# Directions
Go through the records and copy each line where the string "name" occurs.

# Records to use
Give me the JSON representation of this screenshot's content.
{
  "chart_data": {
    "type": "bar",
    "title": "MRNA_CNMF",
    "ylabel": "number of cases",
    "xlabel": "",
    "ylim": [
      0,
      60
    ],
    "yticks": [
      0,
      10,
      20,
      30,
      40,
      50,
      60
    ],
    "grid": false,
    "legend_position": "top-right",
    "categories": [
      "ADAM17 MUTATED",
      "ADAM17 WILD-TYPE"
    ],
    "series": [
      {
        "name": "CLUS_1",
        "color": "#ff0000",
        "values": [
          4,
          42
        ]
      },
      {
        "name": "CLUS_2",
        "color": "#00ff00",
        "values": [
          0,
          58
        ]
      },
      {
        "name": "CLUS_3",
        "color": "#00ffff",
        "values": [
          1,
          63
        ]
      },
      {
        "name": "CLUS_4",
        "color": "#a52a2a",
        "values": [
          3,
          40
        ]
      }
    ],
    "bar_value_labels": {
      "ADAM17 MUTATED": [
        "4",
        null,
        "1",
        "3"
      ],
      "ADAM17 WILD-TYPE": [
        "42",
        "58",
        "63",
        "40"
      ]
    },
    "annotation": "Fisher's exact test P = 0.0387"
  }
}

# Answer below
        "name": "CLUS_1",
        "name": "CLUS_2",
        "name": "CLUS_3",
        "name": "CLUS_4",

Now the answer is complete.